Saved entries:
--- begin ---

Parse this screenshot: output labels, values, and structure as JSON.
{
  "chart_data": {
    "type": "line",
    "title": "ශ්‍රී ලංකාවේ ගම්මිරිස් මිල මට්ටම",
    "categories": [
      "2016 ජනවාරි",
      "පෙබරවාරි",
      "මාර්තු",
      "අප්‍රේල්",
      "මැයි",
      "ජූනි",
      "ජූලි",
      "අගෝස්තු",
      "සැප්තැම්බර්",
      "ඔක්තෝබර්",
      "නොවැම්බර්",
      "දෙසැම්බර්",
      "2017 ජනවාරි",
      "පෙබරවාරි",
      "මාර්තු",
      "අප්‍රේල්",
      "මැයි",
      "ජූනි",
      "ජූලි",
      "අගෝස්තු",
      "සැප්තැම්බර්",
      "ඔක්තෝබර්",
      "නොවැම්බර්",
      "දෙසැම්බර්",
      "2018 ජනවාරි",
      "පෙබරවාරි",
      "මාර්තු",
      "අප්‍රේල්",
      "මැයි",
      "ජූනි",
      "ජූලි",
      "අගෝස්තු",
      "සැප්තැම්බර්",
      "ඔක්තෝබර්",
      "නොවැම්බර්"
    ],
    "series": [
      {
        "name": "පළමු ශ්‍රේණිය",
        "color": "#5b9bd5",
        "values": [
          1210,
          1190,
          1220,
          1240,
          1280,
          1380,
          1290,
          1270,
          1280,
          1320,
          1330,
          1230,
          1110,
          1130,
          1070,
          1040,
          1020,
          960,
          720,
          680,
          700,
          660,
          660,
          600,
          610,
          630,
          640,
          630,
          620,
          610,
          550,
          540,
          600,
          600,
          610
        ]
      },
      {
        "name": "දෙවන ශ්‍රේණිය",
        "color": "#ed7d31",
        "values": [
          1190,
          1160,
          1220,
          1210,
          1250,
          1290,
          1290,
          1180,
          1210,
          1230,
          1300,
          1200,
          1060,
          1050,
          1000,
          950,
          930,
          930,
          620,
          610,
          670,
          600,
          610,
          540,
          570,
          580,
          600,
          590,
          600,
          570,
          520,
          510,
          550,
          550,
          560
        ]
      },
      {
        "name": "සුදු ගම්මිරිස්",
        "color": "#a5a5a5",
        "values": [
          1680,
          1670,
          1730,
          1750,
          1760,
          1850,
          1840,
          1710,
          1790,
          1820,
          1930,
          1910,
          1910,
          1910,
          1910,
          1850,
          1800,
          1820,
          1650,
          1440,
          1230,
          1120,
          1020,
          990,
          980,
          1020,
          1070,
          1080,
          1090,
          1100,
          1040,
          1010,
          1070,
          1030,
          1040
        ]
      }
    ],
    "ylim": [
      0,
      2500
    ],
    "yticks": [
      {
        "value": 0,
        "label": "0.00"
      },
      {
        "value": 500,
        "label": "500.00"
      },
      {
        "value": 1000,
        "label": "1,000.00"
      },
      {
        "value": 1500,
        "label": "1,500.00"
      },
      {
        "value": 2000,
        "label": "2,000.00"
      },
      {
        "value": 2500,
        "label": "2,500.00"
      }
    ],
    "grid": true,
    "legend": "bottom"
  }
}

--- end ---
--- begin ---

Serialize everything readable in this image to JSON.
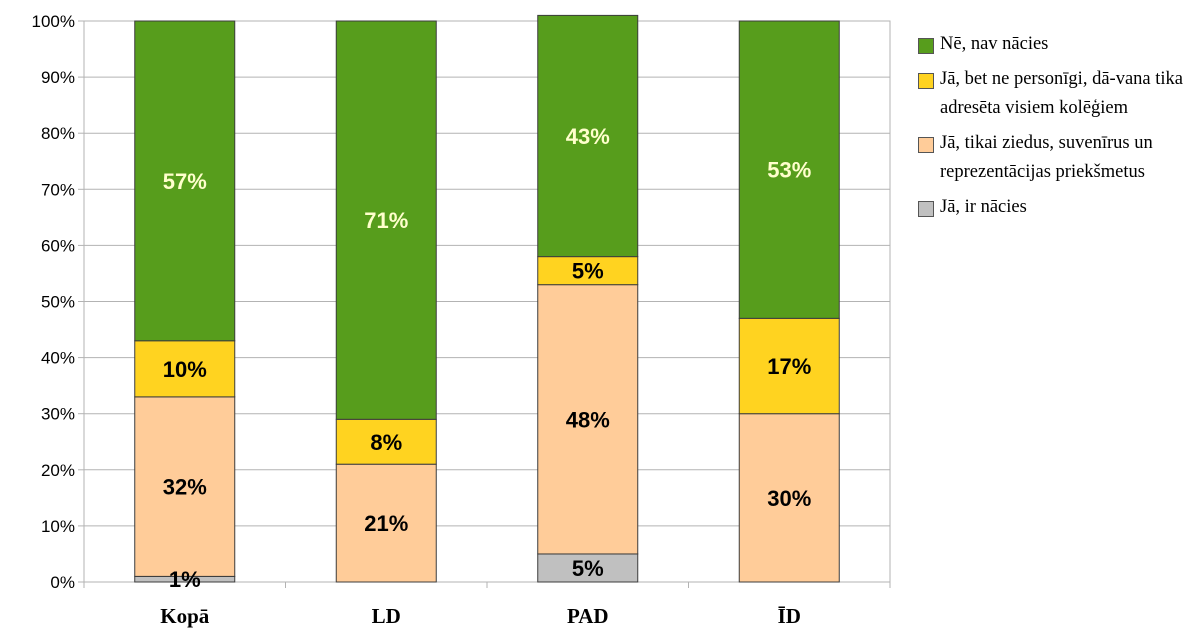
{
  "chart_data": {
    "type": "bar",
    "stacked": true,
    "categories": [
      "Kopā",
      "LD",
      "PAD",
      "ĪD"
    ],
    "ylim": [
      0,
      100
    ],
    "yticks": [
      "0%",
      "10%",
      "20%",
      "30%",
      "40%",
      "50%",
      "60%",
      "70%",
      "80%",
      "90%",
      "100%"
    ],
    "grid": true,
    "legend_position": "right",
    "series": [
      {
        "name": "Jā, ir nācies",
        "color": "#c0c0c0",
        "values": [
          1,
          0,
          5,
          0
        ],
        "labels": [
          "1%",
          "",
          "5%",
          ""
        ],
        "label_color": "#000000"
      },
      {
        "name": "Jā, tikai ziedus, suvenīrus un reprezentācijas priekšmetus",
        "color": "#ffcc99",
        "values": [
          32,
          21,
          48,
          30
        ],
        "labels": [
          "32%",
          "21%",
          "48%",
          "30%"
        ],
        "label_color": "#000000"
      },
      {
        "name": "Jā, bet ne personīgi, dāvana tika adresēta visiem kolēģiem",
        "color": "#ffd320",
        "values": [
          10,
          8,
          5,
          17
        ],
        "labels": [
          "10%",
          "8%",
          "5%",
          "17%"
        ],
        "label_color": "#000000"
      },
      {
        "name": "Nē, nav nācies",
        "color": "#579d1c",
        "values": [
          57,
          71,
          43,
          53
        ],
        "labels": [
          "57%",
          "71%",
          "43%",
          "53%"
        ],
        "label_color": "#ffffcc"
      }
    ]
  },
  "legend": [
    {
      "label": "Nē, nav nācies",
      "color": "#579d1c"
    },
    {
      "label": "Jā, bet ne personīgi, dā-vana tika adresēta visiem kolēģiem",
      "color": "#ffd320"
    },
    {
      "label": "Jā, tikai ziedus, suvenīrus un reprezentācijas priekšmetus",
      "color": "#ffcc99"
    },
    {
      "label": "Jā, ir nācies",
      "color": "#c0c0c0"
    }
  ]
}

--- end ---

Figure out how many lines of the data above include "this", then give the number and nothing more.

2